* The request *
Without the pictures, repeat the listing character for character.

★ ★ ★

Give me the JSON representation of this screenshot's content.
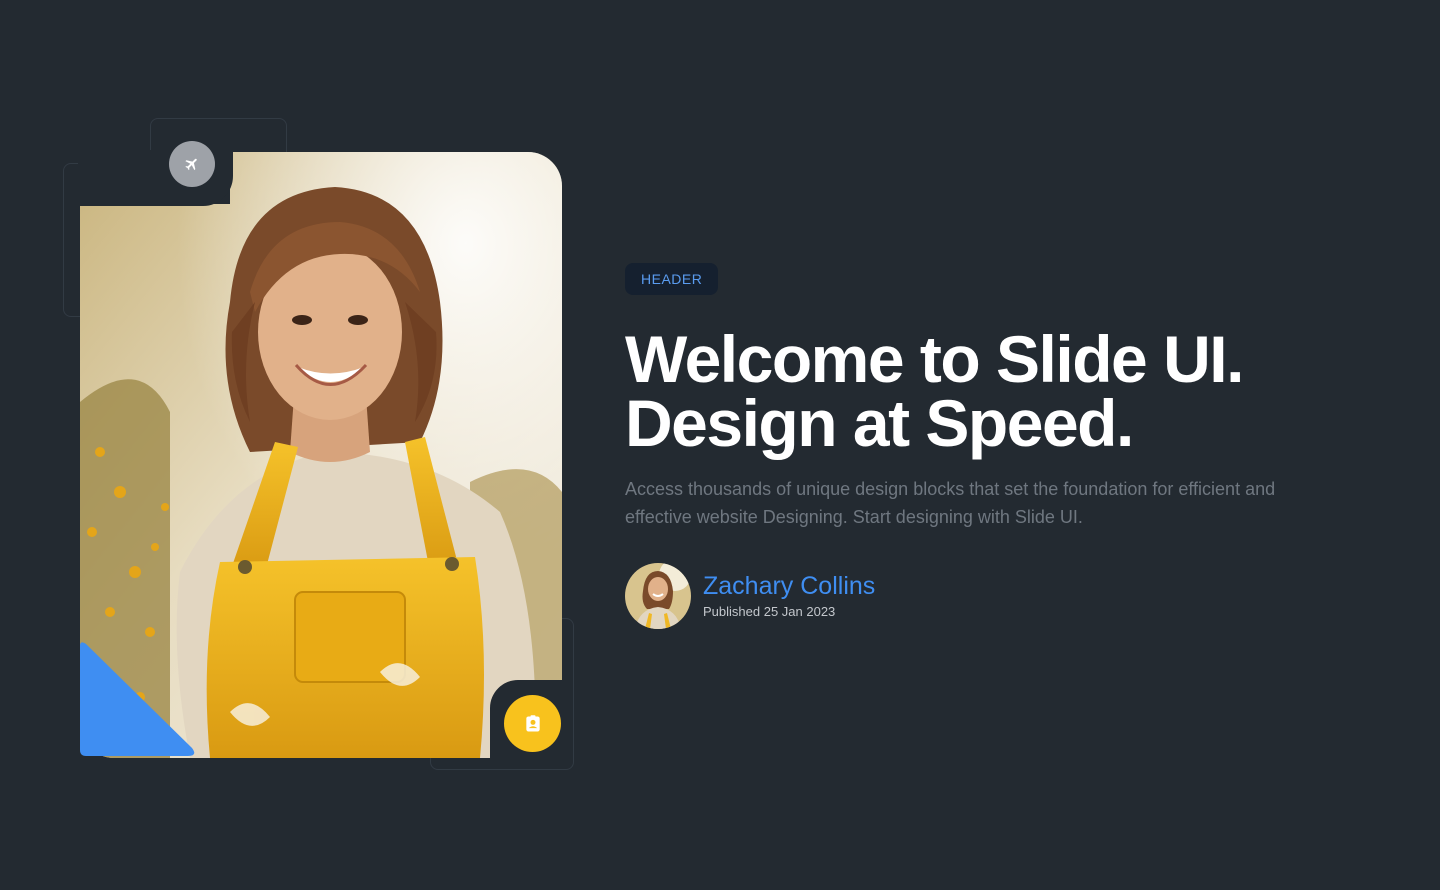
{
  "hero": {
    "badge": "HEADER",
    "headline_line1": "Welcome to Slide UI.",
    "headline_line2": "Design at Speed.",
    "description": "Access thousands of unique design blocks that set the foundation for efficient and effective website Designing. Start designing with Slide UI."
  },
  "author": {
    "name": "Zachary Collins",
    "published": "Published 25 Jan 2023"
  },
  "icons": {
    "top_badge": "airplane-icon",
    "bottom_badge": "contact-card-icon",
    "corner_shape": "blue-triangle"
  },
  "colors": {
    "background": "#232a31",
    "accent_blue": "#3f8ef2",
    "accent_yellow": "#f8c21d",
    "badge_background": "#15202f",
    "muted_text": "#6f7780"
  }
}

★ ★ ★

* Exercise response *
Give me the JSON representation of this screenshot's content.
{
  "hero": {
    "badge": "HEADER",
    "headline_line1": "Welcome to Slide UI.",
    "headline_line2": "Design at Speed.",
    "description": "Access thousands of unique design blocks that set the foundation for efficient and effective website Designing. Start designing with Slide UI."
  },
  "author": {
    "name": "Zachary Collins",
    "published": "Published 25 Jan 2023"
  },
  "icons": {
    "top_badge": "airplane-icon",
    "bottom_badge": "contact-card-icon",
    "corner_shape": "blue-triangle"
  },
  "colors": {
    "background": "#232a31",
    "accent_blue": "#3f8ef2",
    "accent_yellow": "#f8c21d",
    "badge_background": "#15202f",
    "muted_text": "#6f7780"
  }
}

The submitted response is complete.